- _OBJECTIVE_
The records below hold pictures; please leave those out and retype the rest exactly.

─── EXTRACTED MATERIAL

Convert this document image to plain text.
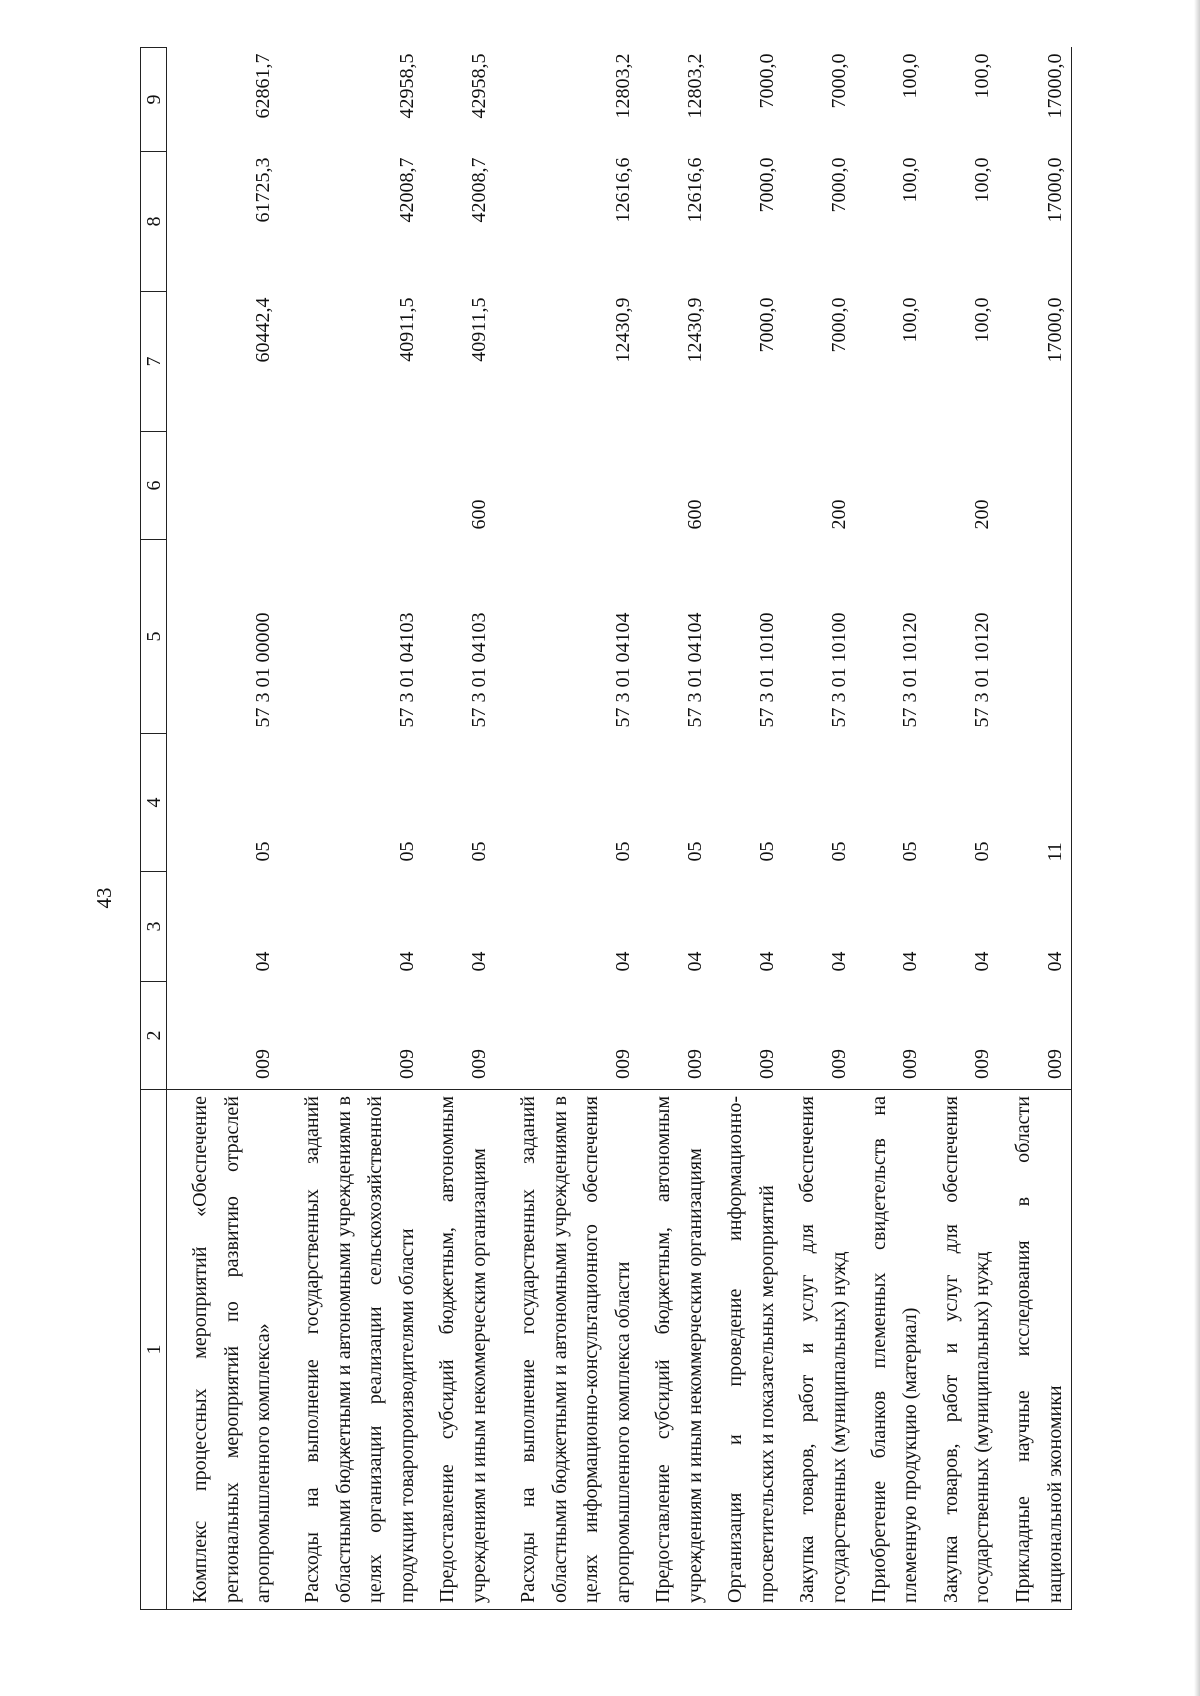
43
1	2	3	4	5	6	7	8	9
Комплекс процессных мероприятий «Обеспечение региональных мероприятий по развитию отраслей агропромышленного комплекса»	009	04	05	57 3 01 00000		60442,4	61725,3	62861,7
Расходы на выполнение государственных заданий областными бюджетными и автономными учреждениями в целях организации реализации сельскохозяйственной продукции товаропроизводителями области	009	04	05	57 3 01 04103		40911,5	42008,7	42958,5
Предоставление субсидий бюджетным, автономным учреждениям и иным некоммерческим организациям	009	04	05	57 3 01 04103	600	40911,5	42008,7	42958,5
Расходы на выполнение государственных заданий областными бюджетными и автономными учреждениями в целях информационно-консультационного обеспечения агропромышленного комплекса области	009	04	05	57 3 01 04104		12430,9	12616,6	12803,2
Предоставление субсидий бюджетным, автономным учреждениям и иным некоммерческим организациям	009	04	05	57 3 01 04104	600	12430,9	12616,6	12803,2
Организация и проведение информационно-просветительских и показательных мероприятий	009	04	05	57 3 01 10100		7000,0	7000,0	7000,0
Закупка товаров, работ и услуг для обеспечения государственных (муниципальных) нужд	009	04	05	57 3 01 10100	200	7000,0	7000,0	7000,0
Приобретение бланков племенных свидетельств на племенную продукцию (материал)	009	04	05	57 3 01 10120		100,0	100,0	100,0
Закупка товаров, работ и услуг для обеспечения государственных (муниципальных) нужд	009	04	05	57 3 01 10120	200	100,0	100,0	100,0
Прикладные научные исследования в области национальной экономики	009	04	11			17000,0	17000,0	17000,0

──────

- _RESPONSE TO THE EXERCISE_
Convert this document image to plain text.
43
1	2	3	4	5	6	7	8	9
Комплекс процессных мероприятий «Обеспечение региональных мероприятий по развитию отраслей агропромышленного комплекса»	009	04	05	57 3 01 00000		60442,4	61725,3	62861,7
Расходы на выполнение государственных заданий областными бюджетными и автономными учреждениями в целях организации реализации сельскохозяйственной продукции товаропроизводителями области	009	04	05	57 3 01 04103		40911,5	42008,7	42958,5
Предоставление субсидий бюджетным, автономным учреждениям и иным некоммерческим организациям	009	04	05	57 3 01 04103	600	40911,5	42008,7	42958,5
Расходы на выполнение государственных заданий областными бюджетными и автономными учреждениями в целях информационно-консультационного обеспечения агропромышленного комплекса области	009	04	05	57 3 01 04104		12430,9	12616,6	12803,2
Предоставление субсидий бюджетным, автономным учреждениям и иным некоммерческим организациям	009	04	05	57 3 01 04104	600	12430,9	12616,6	12803,2
Организация и проведение информационно-просветительских и показательных мероприятий	009	04	05	57 3 01 10100		7000,0	7000,0	7000,0
Закупка товаров, работ и услуг для обеспечения государственных (муниципальных) нужд	009	04	05	57 3 01 10100	200	7000,0	7000,0	7000,0
Приобретение бланков племенных свидетельств на племенную продукцию (материал)	009	04	05	57 3 01 10120		100,0	100,0	100,0
Закупка товаров, работ и услуг для обеспечения государственных (муниципальных) нужд	009	04	05	57 3 01 10120	200	100,0	100,0	100,0
Прикладные научные исследования в области национальной экономики	009	04	11			17000,0	17000,0	17000,0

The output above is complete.